GIVEN PROBLEM: Print the whole listing exactly.

+ + + + + + +

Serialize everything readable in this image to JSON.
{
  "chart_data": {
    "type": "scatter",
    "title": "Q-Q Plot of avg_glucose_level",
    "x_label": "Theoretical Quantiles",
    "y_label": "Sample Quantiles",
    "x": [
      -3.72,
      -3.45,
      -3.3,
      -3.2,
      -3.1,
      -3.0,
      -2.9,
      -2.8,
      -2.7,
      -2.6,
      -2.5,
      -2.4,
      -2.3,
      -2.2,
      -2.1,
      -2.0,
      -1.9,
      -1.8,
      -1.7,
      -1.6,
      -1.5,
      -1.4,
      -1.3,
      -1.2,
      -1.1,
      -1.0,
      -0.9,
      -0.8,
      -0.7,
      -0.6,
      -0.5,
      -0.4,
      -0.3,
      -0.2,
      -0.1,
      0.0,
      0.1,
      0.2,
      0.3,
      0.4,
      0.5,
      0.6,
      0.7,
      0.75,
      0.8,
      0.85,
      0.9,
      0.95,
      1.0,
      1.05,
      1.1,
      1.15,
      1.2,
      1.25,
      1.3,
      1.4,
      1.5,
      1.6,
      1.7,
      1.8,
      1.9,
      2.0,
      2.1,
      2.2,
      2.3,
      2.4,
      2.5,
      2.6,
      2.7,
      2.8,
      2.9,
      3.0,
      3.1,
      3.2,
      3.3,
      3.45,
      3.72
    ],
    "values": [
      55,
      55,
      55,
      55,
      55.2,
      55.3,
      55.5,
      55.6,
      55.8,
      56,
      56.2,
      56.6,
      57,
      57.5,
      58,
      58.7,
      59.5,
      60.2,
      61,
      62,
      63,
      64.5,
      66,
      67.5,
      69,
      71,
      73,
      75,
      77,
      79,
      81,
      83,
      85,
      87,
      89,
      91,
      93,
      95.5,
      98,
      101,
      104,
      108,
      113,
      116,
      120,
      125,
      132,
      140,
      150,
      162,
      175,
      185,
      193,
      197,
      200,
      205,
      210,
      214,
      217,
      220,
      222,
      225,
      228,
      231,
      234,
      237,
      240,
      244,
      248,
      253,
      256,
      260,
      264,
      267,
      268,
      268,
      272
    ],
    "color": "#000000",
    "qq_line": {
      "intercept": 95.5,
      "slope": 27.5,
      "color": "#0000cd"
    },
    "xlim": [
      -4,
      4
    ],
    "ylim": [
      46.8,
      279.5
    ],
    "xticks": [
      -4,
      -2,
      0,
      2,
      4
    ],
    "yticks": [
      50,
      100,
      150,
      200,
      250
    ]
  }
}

+ + + + + + +

RESULT OF THIS EXERCISE:
Serialize everything readable in this image to JSON.
{
  "chart_data": {
    "type": "scatter",
    "title": "Q-Q Plot of avg_glucose_level",
    "x_label": "Theoretical Quantiles",
    "y_label": "Sample Quantiles",
    "x": [
      -3.72,
      -3.45,
      -3.3,
      -3.2,
      -3.1,
      -3.0,
      -2.9,
      -2.8,
      -2.7,
      -2.6,
      -2.5,
      -2.4,
      -2.3,
      -2.2,
      -2.1,
      -2.0,
      -1.9,
      -1.8,
      -1.7,
      -1.6,
      -1.5,
      -1.4,
      -1.3,
      -1.2,
      -1.1,
      -1.0,
      -0.9,
      -0.8,
      -0.7,
      -0.6,
      -0.5,
      -0.4,
      -0.3,
      -0.2,
      -0.1,
      0.0,
      0.1,
      0.2,
      0.3,
      0.4,
      0.5,
      0.6,
      0.7,
      0.75,
      0.8,
      0.85,
      0.9,
      0.95,
      1.0,
      1.05,
      1.1,
      1.15,
      1.2,
      1.25,
      1.3,
      1.4,
      1.5,
      1.6,
      1.7,
      1.8,
      1.9,
      2.0,
      2.1,
      2.2,
      2.3,
      2.4,
      2.5,
      2.6,
      2.7,
      2.8,
      2.9,
      3.0,
      3.1,
      3.2,
      3.3,
      3.45,
      3.72
    ],
    "values": [
      55,
      55,
      55,
      55,
      55.2,
      55.3,
      55.5,
      55.6,
      55.8,
      56,
      56.2,
      56.6,
      57,
      57.5,
      58,
      58.7,
      59.5,
      60.2,
      61,
      62,
      63,
      64.5,
      66,
      67.5,
      69,
      71,
      73,
      75,
      77,
      79,
      81,
      83,
      85,
      87,
      89,
      91,
      93,
      95.5,
      98,
      101,
      104,
      108,
      113,
      116,
      120,
      125,
      132,
      140,
      150,
      162,
      175,
      185,
      193,
      197,
      200,
      205,
      210,
      214,
      217,
      220,
      222,
      225,
      228,
      231,
      234,
      237,
      240,
      244,
      248,
      253,
      256,
      260,
      264,
      267,
      268,
      268,
      272
    ],
    "color": "#000000",
    "qq_line": {
      "intercept": 95.5,
      "slope": 27.5,
      "color": "#0000cd"
    },
    "xlim": [
      -4,
      4
    ],
    "ylim": [
      46.8,
      279.5
    ],
    "xticks": [
      -4,
      -2,
      0,
      2,
      4
    ],
    "yticks": [
      50,
      100,
      150,
      200,
      250
    ]
  }
}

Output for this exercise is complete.